» Task details: Repeat each entry exactly and drop the pictures.

## begin

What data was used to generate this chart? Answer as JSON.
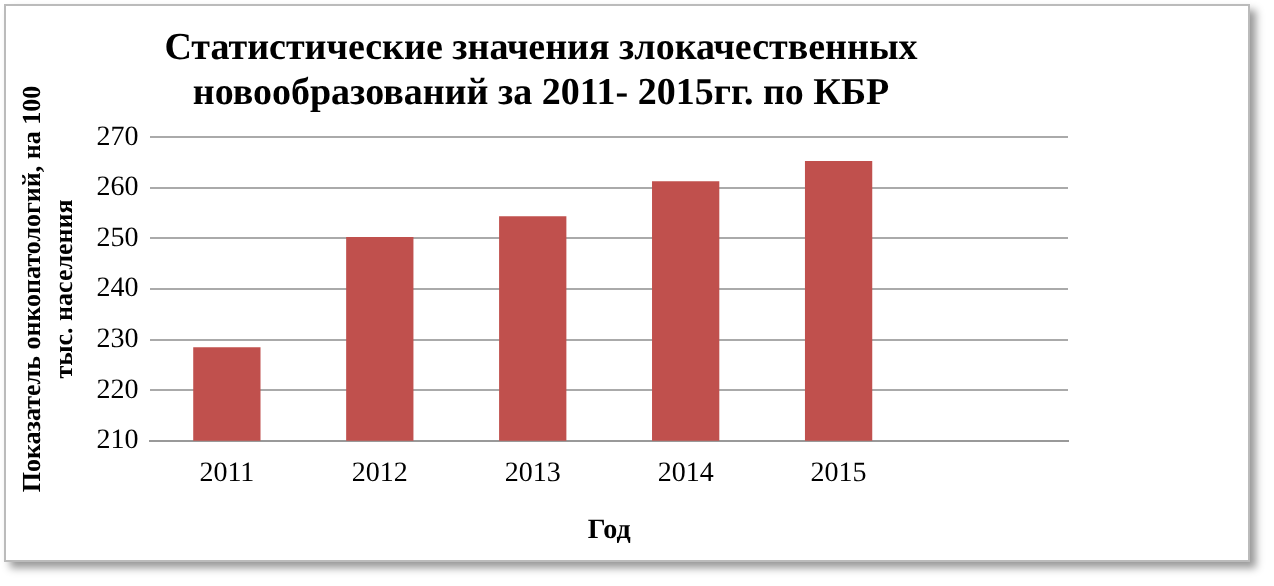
{
  "chart_data": {
    "type": "bar",
    "title": "Статистические значения злокачественных новообразований за 2011- 2015гг. по КБР",
    "xlabel": "Год",
    "ylabel": "Показатель онкопатологий, на 100 тыс. населения",
    "categories": [
      "2011",
      "2012",
      "2013",
      "2014",
      "2015",
      null
    ],
    "values": [
      228.5,
      250.3,
      254.4,
      261.3,
      265.3,
      null
    ],
    "color": "#c0504d",
    "ylim": [
      210,
      270
    ],
    "yticks": [
      210,
      220,
      230,
      240,
      250,
      260,
      270
    ],
    "grid": "y"
  }
}
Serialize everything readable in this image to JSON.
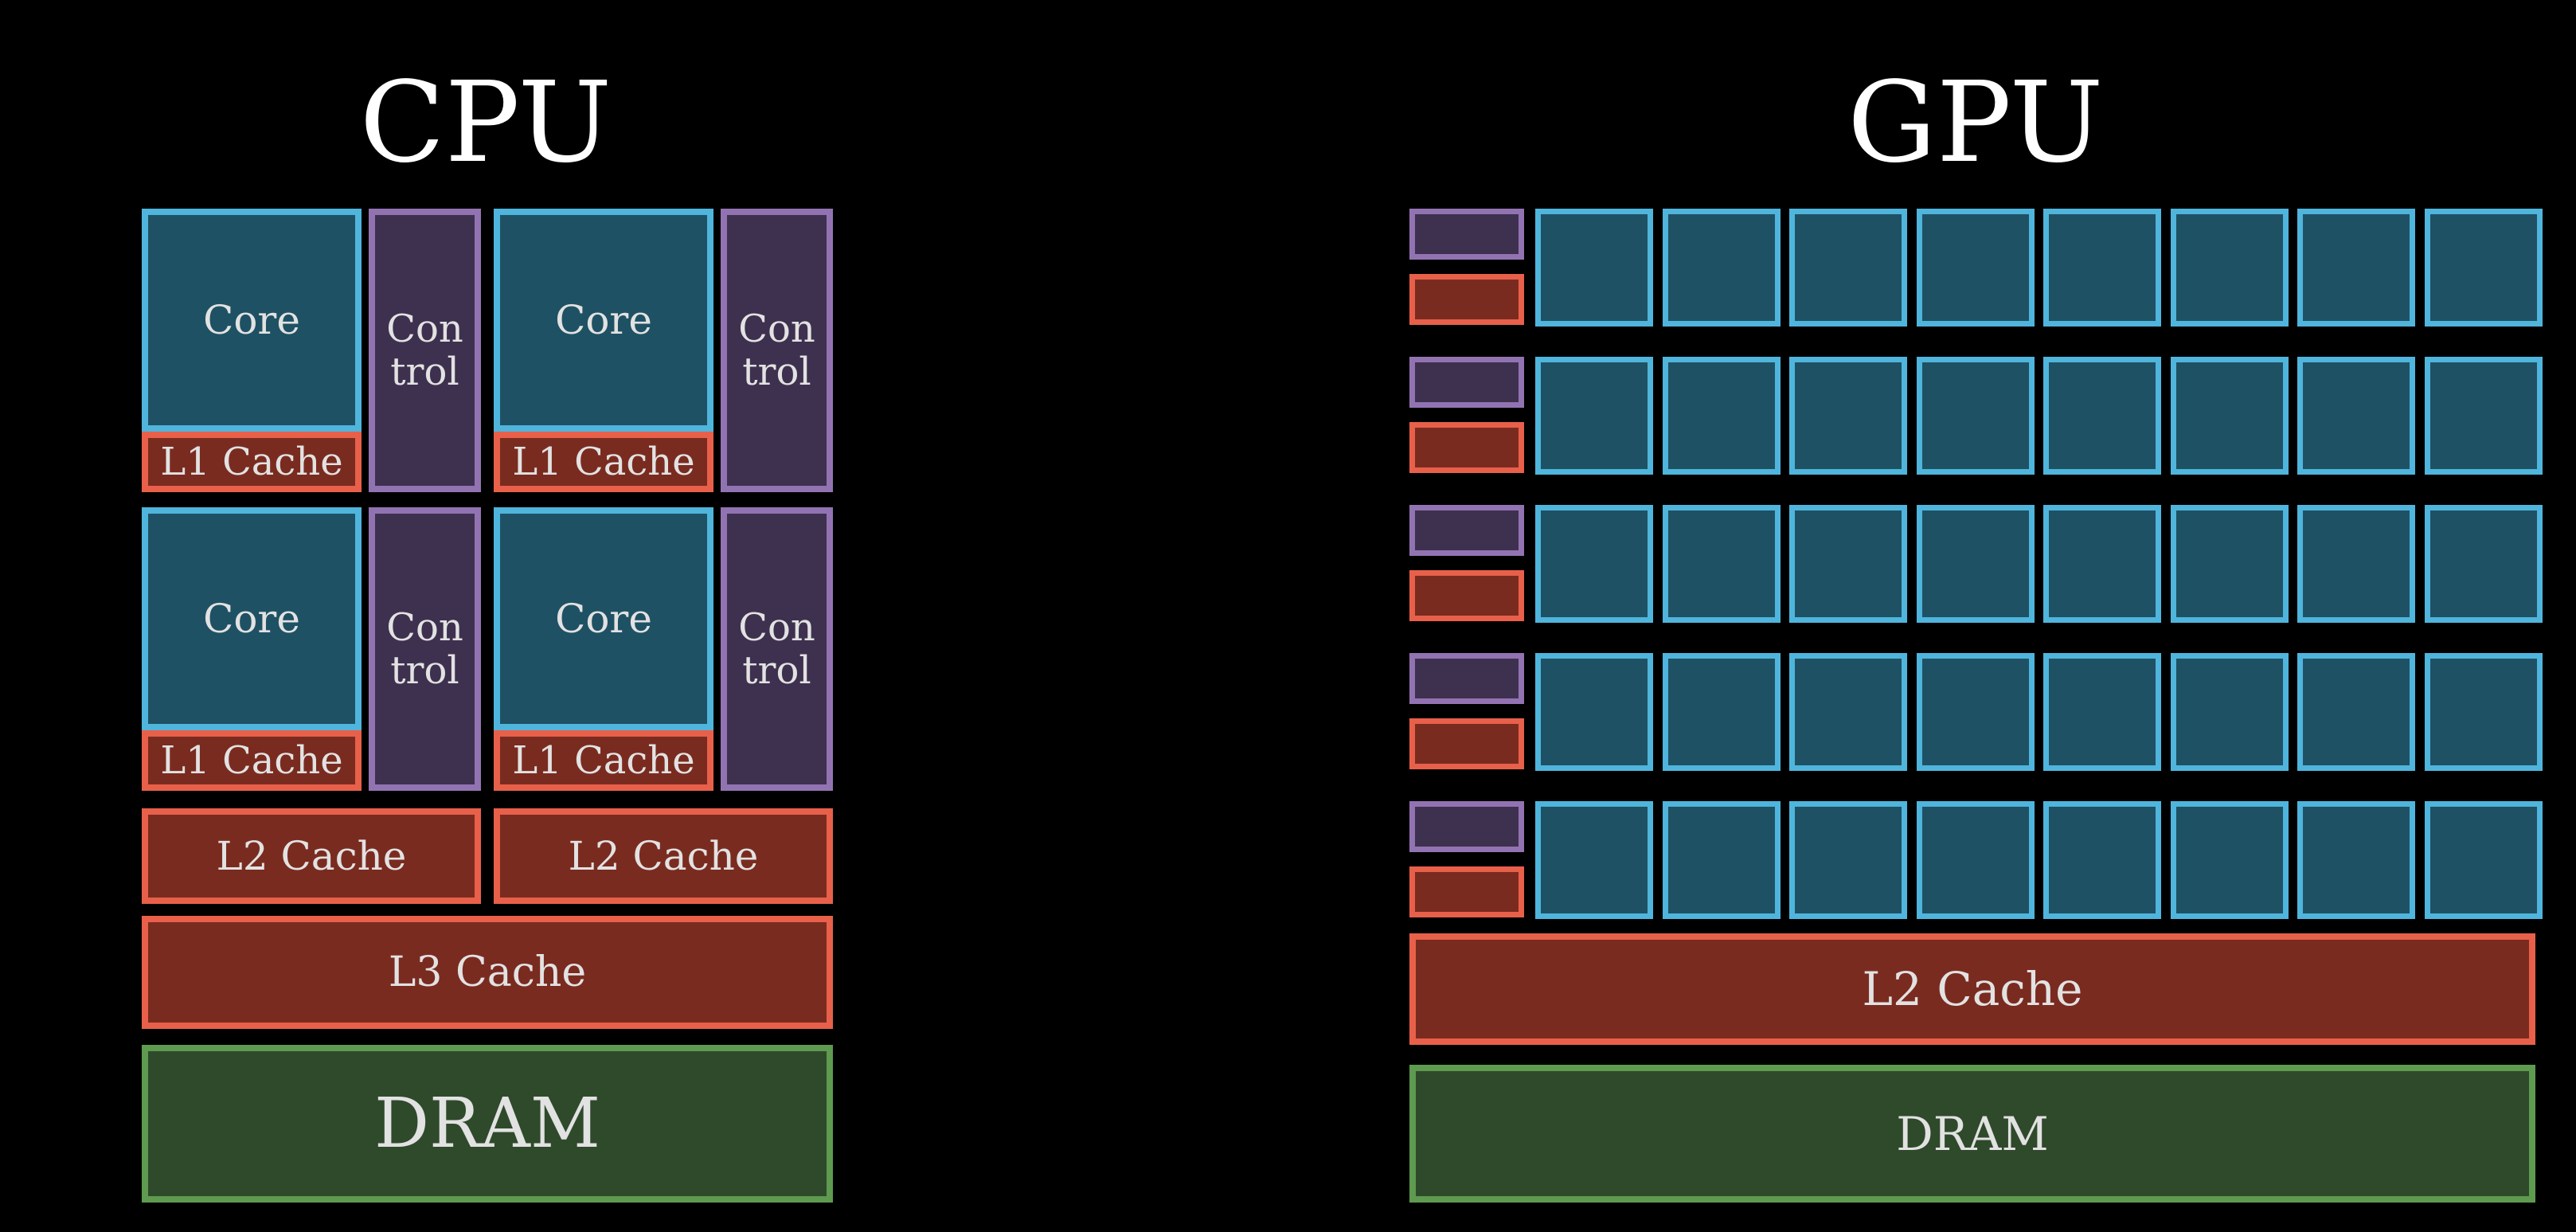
{
  "cpu": {
    "title": "CPU",
    "core_label": "Core",
    "control_label_line1": "Con",
    "control_label_line2": "trol",
    "l1_label": "L1 Cache",
    "l2_label": "L2 Cache",
    "l3_label": "L3 Cache",
    "dram_label": "DRAM"
  },
  "gpu": {
    "title": "GPU",
    "rows": 5,
    "cores_per_row": 8,
    "l2_label": "L2 Cache",
    "dram_label": "DRAM"
  },
  "colors": {
    "background": "#000000",
    "core_fill": "#1f5164",
    "core_border": "#4fb5dc",
    "control_fill": "#3e314f",
    "control_border": "#9273b2",
    "cache_fill": "#7a2b20",
    "cache_border": "#e8604a",
    "dram_fill": "#2f4a2b",
    "dram_border": "#5e9a4f"
  }
}
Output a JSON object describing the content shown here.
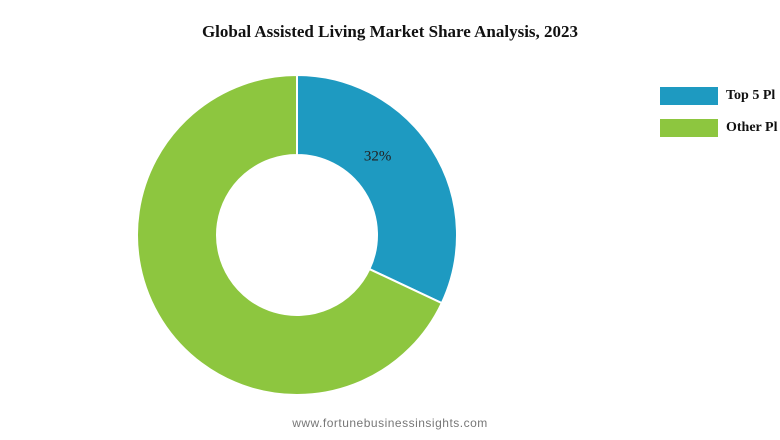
{
  "chart_data": {
    "type": "pie",
    "variant": "donut",
    "title": "Global Assisted Living Market Share Analysis, 2023",
    "slices": [
      {
        "label": "Top 5 Pl",
        "value": 32,
        "color": "#1e9ac1",
        "data_label": "32%"
      },
      {
        "label": "Other Pl",
        "value": 68,
        "color": "#8dc63f",
        "data_label": ""
      }
    ],
    "legend": "right"
  },
  "footer": {
    "source": "www.fortunebusinessinsights.com"
  }
}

## end

» Result:
What data was used to generate this chart? Answer as JSON.
{
  "chart_data": {
    "type": "bar",
    "title": "Статистические значения злокачественных новообразований за 2011- 2015гг. по КБР",
    "xlabel": "Год",
    "ylabel": "Показатель онкопатологий, на 100 тыс. населения",
    "categories": [
      "2011",
      "2012",
      "2013",
      "2014",
      "2015",
      null
    ],
    "values": [
      228.5,
      250.3,
      254.4,
      261.3,
      265.3,
      null
    ],
    "color": "#c0504d",
    "ylim": [
      210,
      270
    ],
    "yticks": [
      210,
      220,
      230,
      240,
      250,
      260,
      270
    ],
    "grid": "y"
  }
}
Serialize everything readable in this image to JSON.
{
  "cpu": {
    "title": "CPU",
    "core_label": "Core",
    "control_label_line1": "Con",
    "control_label_line2": "trol",
    "l1_label": "L1 Cache",
    "l2_label": "L2 Cache",
    "l3_label": "L3 Cache",
    "dram_label": "DRAM"
  },
  "gpu": {
    "title": "GPU",
    "rows": 5,
    "cores_per_row": 8,
    "l2_label": "L2 Cache",
    "dram_label": "DRAM"
  },
  "colors": {
    "background": "#000000",
    "core_fill": "#1f5164",
    "core_border": "#4fb5dc",
    "control_fill": "#3e314f",
    "control_border": "#9273b2",
    "cache_fill": "#7a2b20",
    "cache_border": "#e8604a",
    "dram_fill": "#2f4a2b",
    "dram_border": "#5e9a4f"
  }
}
Output a JSON object describing the content shown here.
{
  "chart_data": {
    "type": "pie",
    "variant": "donut",
    "title": "Global Assisted Living Market Share Analysis, 2023",
    "slices": [
      {
        "label": "Top 5 Pl",
        "value": 32,
        "color": "#1e9ac1",
        "data_label": "32%"
      },
      {
        "label": "Other Pl",
        "value": 68,
        "color": "#8dc63f",
        "data_label": ""
      }
    ],
    "legend": "right"
  },
  "footer": {
    "source": "www.fortunebusinessinsights.com"
  }
}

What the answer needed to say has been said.